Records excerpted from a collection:
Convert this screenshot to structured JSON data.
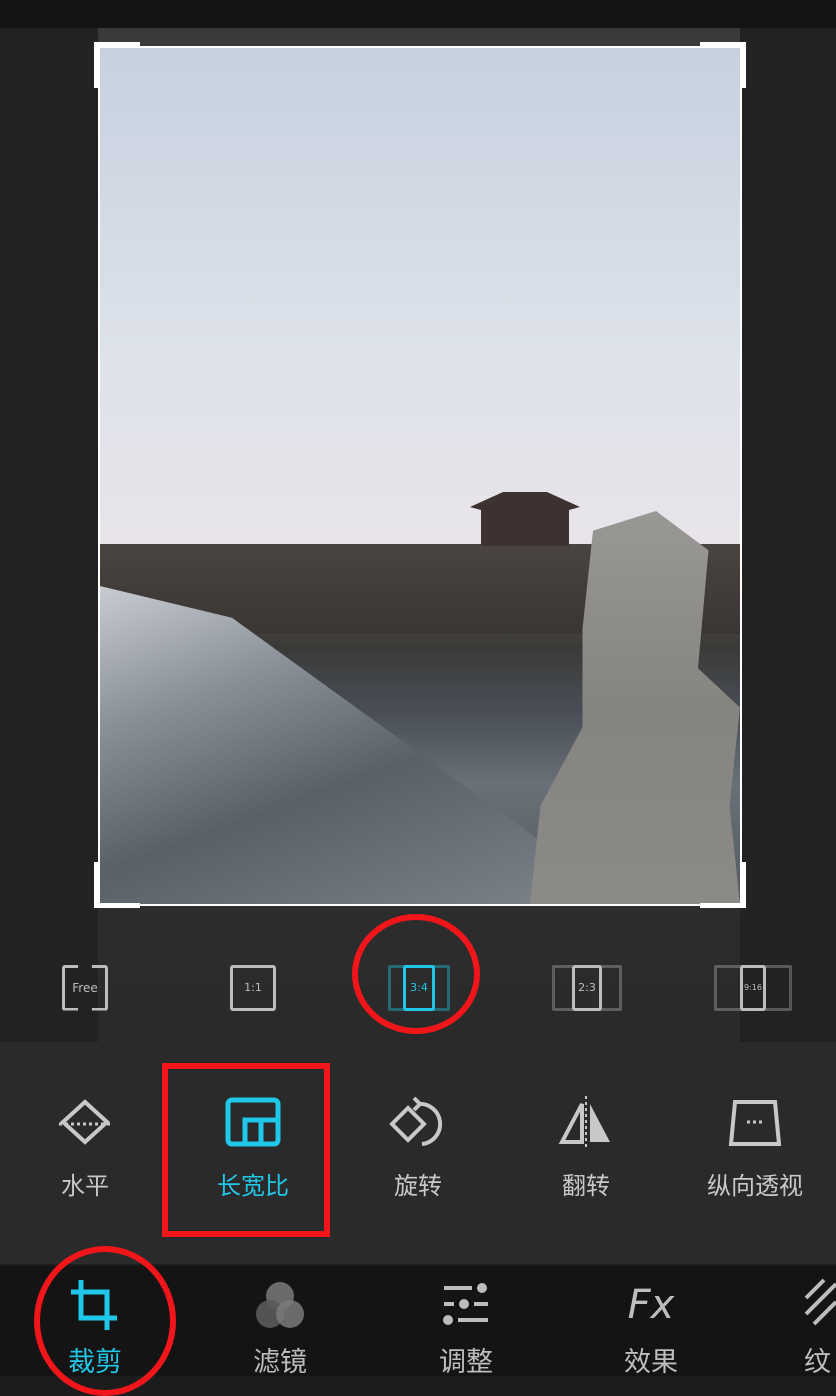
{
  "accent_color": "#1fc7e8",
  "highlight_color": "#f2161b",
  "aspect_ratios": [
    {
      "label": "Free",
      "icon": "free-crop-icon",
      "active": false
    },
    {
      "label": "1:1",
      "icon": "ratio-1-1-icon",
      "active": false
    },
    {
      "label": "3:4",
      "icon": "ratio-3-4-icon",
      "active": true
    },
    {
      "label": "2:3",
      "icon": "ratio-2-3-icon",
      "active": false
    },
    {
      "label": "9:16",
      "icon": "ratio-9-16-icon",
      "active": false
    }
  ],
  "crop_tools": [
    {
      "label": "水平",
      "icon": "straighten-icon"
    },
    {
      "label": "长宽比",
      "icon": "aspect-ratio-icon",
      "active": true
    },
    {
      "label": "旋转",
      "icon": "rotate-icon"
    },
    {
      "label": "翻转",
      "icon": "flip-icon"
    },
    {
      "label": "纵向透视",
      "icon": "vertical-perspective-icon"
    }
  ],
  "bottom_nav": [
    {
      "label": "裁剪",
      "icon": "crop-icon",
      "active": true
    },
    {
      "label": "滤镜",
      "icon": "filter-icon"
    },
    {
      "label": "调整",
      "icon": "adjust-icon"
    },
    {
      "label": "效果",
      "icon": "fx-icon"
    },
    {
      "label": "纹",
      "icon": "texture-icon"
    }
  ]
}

Work required:
Repeat every record precisely. Any picture among them stays out of the copy.

Output for this task:
Convert this screenshot to structured JSON data.
{
  "accent_color": "#1fc7e8",
  "highlight_color": "#f2161b",
  "aspect_ratios": [
    {
      "label": "Free",
      "icon": "free-crop-icon",
      "active": false
    },
    {
      "label": "1:1",
      "icon": "ratio-1-1-icon",
      "active": false
    },
    {
      "label": "3:4",
      "icon": "ratio-3-4-icon",
      "active": true
    },
    {
      "label": "2:3",
      "icon": "ratio-2-3-icon",
      "active": false
    },
    {
      "label": "9:16",
      "icon": "ratio-9-16-icon",
      "active": false
    }
  ],
  "crop_tools": [
    {
      "label": "水平",
      "icon": "straighten-icon"
    },
    {
      "label": "长宽比",
      "icon": "aspect-ratio-icon",
      "active": true
    },
    {
      "label": "旋转",
      "icon": "rotate-icon"
    },
    {
      "label": "翻转",
      "icon": "flip-icon"
    },
    {
      "label": "纵向透视",
      "icon": "vertical-perspective-icon"
    }
  ],
  "bottom_nav": [
    {
      "label": "裁剪",
      "icon": "crop-icon",
      "active": true
    },
    {
      "label": "滤镜",
      "icon": "filter-icon"
    },
    {
      "label": "调整",
      "icon": "adjust-icon"
    },
    {
      "label": "效果",
      "icon": "fx-icon"
    },
    {
      "label": "纹",
      "icon": "texture-icon"
    }
  ]
}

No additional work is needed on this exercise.